TASK PROMPT: Reproduce the listing below in its entirety. Change nothing.

MATERIAL TO PROCESS:

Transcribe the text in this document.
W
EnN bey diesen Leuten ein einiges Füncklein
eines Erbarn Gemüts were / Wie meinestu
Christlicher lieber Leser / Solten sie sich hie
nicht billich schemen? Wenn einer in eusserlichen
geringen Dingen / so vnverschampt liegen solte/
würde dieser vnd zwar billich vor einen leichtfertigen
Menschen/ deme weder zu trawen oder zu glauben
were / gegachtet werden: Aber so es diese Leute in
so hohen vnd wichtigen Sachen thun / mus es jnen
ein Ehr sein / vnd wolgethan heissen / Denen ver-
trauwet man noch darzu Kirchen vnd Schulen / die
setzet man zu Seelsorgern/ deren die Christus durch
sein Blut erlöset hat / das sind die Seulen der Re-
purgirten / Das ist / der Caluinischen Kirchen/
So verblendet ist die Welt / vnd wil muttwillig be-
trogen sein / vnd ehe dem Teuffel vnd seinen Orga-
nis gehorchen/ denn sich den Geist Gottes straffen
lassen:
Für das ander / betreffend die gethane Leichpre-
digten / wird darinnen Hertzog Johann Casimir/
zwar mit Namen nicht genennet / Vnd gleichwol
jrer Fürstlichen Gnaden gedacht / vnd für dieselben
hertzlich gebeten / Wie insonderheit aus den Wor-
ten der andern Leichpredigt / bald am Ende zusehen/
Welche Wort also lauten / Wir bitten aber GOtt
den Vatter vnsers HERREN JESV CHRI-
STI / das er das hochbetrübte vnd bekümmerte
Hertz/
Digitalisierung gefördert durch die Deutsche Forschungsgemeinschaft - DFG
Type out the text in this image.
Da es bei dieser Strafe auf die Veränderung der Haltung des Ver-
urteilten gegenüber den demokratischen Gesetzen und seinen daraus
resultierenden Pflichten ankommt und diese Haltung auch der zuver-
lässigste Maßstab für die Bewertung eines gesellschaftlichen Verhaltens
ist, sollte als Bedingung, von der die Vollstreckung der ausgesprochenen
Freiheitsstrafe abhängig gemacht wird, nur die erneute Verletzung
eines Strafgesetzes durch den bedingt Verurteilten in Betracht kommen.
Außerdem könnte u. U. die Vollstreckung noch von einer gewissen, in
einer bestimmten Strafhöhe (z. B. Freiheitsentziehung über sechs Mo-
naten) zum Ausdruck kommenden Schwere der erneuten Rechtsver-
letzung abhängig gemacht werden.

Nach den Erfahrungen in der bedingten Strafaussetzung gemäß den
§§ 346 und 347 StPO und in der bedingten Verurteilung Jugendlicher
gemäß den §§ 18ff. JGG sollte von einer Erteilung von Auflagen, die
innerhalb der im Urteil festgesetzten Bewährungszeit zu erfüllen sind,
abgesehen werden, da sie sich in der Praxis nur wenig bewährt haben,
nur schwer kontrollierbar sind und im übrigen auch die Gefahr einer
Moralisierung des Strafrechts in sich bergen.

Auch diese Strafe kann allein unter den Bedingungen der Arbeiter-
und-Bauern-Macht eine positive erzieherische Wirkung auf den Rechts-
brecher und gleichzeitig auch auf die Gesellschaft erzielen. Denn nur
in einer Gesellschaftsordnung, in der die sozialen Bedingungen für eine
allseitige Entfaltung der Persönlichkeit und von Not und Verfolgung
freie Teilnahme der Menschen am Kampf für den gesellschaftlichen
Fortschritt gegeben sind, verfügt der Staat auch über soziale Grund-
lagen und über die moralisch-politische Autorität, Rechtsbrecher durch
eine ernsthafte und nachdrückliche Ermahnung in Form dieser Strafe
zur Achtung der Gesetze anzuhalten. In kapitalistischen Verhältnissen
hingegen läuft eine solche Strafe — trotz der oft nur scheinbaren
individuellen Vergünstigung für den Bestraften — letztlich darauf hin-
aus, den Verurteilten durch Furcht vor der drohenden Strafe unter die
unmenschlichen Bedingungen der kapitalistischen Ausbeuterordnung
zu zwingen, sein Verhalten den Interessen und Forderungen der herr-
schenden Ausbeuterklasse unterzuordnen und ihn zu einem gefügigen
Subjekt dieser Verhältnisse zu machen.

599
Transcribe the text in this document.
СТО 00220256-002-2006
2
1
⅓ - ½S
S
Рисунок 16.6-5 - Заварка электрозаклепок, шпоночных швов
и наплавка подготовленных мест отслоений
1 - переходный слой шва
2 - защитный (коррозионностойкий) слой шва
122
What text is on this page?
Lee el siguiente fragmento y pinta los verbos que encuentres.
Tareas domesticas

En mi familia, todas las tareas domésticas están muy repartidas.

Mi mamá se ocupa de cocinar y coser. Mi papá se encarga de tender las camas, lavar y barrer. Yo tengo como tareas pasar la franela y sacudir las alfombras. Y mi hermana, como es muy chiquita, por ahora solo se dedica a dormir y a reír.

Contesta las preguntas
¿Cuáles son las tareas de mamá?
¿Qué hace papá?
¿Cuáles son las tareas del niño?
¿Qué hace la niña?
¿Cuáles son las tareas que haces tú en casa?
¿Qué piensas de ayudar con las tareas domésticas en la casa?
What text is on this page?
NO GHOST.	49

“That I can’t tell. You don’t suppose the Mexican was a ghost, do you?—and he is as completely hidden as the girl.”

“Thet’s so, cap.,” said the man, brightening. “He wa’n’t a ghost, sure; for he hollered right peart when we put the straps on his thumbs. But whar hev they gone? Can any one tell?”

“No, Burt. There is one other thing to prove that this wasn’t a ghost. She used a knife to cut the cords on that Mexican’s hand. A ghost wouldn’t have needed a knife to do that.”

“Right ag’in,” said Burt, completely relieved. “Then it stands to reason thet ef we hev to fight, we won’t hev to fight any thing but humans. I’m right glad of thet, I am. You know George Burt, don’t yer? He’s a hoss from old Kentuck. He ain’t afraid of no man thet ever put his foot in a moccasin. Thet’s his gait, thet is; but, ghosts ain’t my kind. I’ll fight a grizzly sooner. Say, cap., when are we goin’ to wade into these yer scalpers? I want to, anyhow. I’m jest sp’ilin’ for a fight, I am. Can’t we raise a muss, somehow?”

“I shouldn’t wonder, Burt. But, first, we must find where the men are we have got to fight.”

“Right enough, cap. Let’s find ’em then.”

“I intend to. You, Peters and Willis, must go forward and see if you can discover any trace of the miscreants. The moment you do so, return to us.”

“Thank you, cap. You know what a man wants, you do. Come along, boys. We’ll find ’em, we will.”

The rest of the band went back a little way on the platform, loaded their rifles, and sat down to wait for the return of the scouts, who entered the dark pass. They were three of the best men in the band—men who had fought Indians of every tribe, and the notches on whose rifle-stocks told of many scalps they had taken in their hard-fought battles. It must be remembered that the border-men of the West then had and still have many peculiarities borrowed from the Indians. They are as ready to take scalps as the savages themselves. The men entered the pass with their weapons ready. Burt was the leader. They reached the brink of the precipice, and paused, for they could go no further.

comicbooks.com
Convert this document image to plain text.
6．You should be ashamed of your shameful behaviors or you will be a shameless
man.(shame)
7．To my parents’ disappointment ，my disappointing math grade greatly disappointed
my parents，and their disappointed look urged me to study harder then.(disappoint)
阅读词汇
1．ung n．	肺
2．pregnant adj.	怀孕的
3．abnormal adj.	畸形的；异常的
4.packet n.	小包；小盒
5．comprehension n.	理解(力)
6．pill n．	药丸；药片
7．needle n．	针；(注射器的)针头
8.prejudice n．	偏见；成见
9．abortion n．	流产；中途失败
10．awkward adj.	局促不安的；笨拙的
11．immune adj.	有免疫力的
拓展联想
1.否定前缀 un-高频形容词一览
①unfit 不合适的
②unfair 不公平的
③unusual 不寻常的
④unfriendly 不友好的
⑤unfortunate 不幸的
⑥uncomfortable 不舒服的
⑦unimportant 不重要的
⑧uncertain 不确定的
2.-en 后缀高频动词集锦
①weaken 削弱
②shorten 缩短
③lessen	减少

RESULT:
Transcribe the text in this document.
W
EnN bey diesen Leuten ein einiges Füncklein
eines Erbarn Gemüts were / Wie meinestu
Christlicher lieber Leser / Solten sie sich hie
nicht billich schemen? Wenn einer in eusserlichen
geringen Dingen / so vnverschampt liegen solte/
würde dieser vnd zwar billich vor einen leichtfertigen
Menschen/ deme weder zu trawen oder zu glauben
were / gegachtet werden: Aber so es diese Leute in
so hohen vnd wichtigen Sachen thun / mus es jnen
ein Ehr sein / vnd wolgethan heissen / Denen ver-
trauwet man noch darzu Kirchen vnd Schulen / die
setzet man zu Seelsorgern/ deren die Christus durch
sein Blut erlöset hat / das sind die Seulen der Re-
purgirten / Das ist / der Caluinischen Kirchen/
So verblendet ist die Welt / vnd wil muttwillig be-
trogen sein / vnd ehe dem Teuffel vnd seinen Orga-
nis gehorchen/ denn sich den Geist Gottes straffen
lassen:
Für das ander / betreffend die gethane Leichpre-
digten / wird darinnen Hertzog Johann Casimir/
zwar mit Namen nicht genennet / Vnd gleichwol
jrer Fürstlichen Gnaden gedacht / vnd für dieselben
hertzlich gebeten / Wie insonderheit aus den Wor-
ten der andern Leichpredigt / bald am Ende zusehen/
Welche Wort also lauten / Wir bitten aber GOtt
den Vatter vnsers HERREN JESV CHRI-
STI / das er das hochbetrübte vnd bekümmerte
Hertz/
Digitalisierung gefördert durch die Deutsche Forschungsgemeinschaft - DFG
Type out the text in this image.
Da es bei dieser Strafe auf die Veränderung der Haltung des Ver-
urteilten gegenüber den demokratischen Gesetzen und seinen daraus
resultierenden Pflichten ankommt und diese Haltung auch der zuver-
lässigste Maßstab für die Bewertung eines gesellschaftlichen Verhaltens
ist, sollte als Bedingung, von der die Vollstreckung der ausgesprochenen
Freiheitsstrafe abhängig gemacht wird, nur die erneute Verletzung
eines Strafgesetzes durch den bedingt Verurteilten in Betracht kommen.
Außerdem könnte u. U. die Vollstreckung noch von einer gewissen, in
einer bestimmten Strafhöhe (z. B. Freiheitsentziehung über sechs Mo-
naten) zum Ausdruck kommenden Schwere der erneuten Rechtsver-
letzung abhängig gemacht werden.

Nach den Erfahrungen in der bedingten Strafaussetzung gemäß den
§§ 346 und 347 StPO und in der bedingten Verurteilung Jugendlicher
gemäß den §§ 18ff. JGG sollte von einer Erteilung von Auflagen, die
innerhalb der im Urteil festgesetzten Bewährungszeit zu erfüllen sind,
abgesehen werden, da sie sich in der Praxis nur wenig bewährt haben,
nur schwer kontrollierbar sind und im übrigen auch die Gefahr einer
Moralisierung des Strafrechts in sich bergen.

Auch diese Strafe kann allein unter den Bedingungen der Arbeiter-
und-Bauern-Macht eine positive erzieherische Wirkung auf den Rechts-
brecher und gleichzeitig auch auf die Gesellschaft erzielen. Denn nur
in einer Gesellschaftsordnung, in der die sozialen Bedingungen für eine
allseitige Entfaltung der Persönlichkeit und von Not und Verfolgung
freie Teilnahme der Menschen am Kampf für den gesellschaftlichen
Fortschritt gegeben sind, verfügt der Staat auch über soziale Grund-
lagen und über die moralisch-politische Autorität, Rechtsbrecher durch
eine ernsthafte und nachdrückliche Ermahnung in Form dieser Strafe
zur Achtung der Gesetze anzuhalten. In kapitalistischen Verhältnissen
hingegen läuft eine solche Strafe — trotz der oft nur scheinbaren
individuellen Vergünstigung für den Bestraften — letztlich darauf hin-
aus, den Verurteilten durch Furcht vor der drohenden Strafe unter die
unmenschlichen Bedingungen der kapitalistischen Ausbeuterordnung
zu zwingen, sein Verhalten den Interessen und Forderungen der herr-
schenden Ausbeuterklasse unterzuordnen und ihn zu einem gefügigen
Subjekt dieser Verhältnisse zu machen.

599
Transcribe the text in this document.
СТО 00220256-002-2006
2
1
⅓ - ½S
S
Рисунок 16.6-5 - Заварка электрозаклепок, шпоночных швов
и наплавка подготовленных мест отслоений
1 - переходный слой шва
2 - защитный (коррозионностойкий) слой шва
122
What text is on this page?
Lee el siguiente fragmento y pinta los verbos que encuentres.
Tareas domesticas

En mi familia, todas las tareas domésticas están muy repartidas.

Mi mamá se ocupa de cocinar y coser. Mi papá se encarga de tender las camas, lavar y barrer. Yo tengo como tareas pasar la franela y sacudir las alfombras. Y mi hermana, como es muy chiquita, por ahora solo se dedica a dormir y a reír.

Contesta las preguntas
¿Cuáles son las tareas de mamá?
¿Qué hace papá?
¿Cuáles son las tareas del niño?
¿Qué hace la niña?
¿Cuáles son las tareas que haces tú en casa?
¿Qué piensas de ayudar con las tareas domésticas en la casa?
What text is on this page?
NO GHOST.	49

“That I can’t tell. You don’t suppose the Mexican was a ghost, do you?—and he is as completely hidden as the girl.”

“Thet’s so, cap.,” said the man, brightening. “He wa’n’t a ghost, sure; for he hollered right peart when we put the straps on his thumbs. But whar hev they gone? Can any one tell?”

“No, Burt. There is one other thing to prove that this wasn’t a ghost. She used a knife to cut the cords on that Mexican’s hand. A ghost wouldn’t have needed a knife to do that.”

“Right ag’in,” said Burt, completely relieved. “Then it stands to reason thet ef we hev to fight, we won’t hev to fight any thing but humans. I’m right glad of thet, I am. You know George Burt, don’t yer? He’s a hoss from old Kentuck. He ain’t afraid of no man thet ever put his foot in a moccasin. Thet’s his gait, thet is; but, ghosts ain’t my kind. I’ll fight a grizzly sooner. Say, cap., when are we goin’ to wade into these yer scalpers? I want to, anyhow. I’m jest sp’ilin’ for a fight, I am. Can’t we raise a muss, somehow?”

“I shouldn’t wonder, Burt. But, first, we must find where the men are we have got to fight.”

“Right enough, cap. Let’s find ’em then.”

“I intend to. You, Peters and Willis, must go forward and see if you can discover any trace of the miscreants. The moment you do so, return to us.”

“Thank you, cap. You know what a man wants, you do. Come along, boys. We’ll find ’em, we will.”

The rest of the band went back a little way on the platform, loaded their rifles, and sat down to wait for the return of the scouts, who entered the dark pass. They were three of the best men in the band—men who had fought Indians of every tribe, and the notches on whose rifle-stocks told of many scalps they had taken in their hard-fought battles. It must be remembered that the border-men of the West then had and still have many peculiarities borrowed from the Indians. They are as ready to take scalps as the savages themselves. The men entered the pass with their weapons ready. Burt was the leader. They reached the brink of the precipice, and paused, for they could go no further.

comicbooks.com
Convert this document image to plain text.
6．You should be ashamed of your shameful behaviors or you will be a shameless
man.(shame)
7．To my parents’ disappointment ，my disappointing math grade greatly disappointed
my parents，and their disappointed look urged me to study harder then.(disappoint)
阅读词汇
1．ung n．	肺
2．pregnant adj.	怀孕的
3．abnormal adj.	畸形的；异常的
4.packet n.	小包；小盒
5．comprehension n.	理解(力)
6．pill n．	药丸；药片
7．needle n．	针；(注射器的)针头
8.prejudice n．	偏见；成见
9．abortion n．	流产；中途失败
10．awkward adj.	局促不安的；笨拙的
11．immune adj.	有免疫力的
拓展联想
1.否定前缀 un-高频形容词一览
①unfit 不合适的
②unfair 不公平的
③unusual 不寻常的
④unfriendly 不友好的
⑤unfortunate 不幸的
⑥uncomfortable 不舒服的
⑦unimportant 不重要的
⑧uncertain 不确定的
2.-en 后缀高频动词集锦
①weaken 削弱
②shorten 缩短
③lessen	减少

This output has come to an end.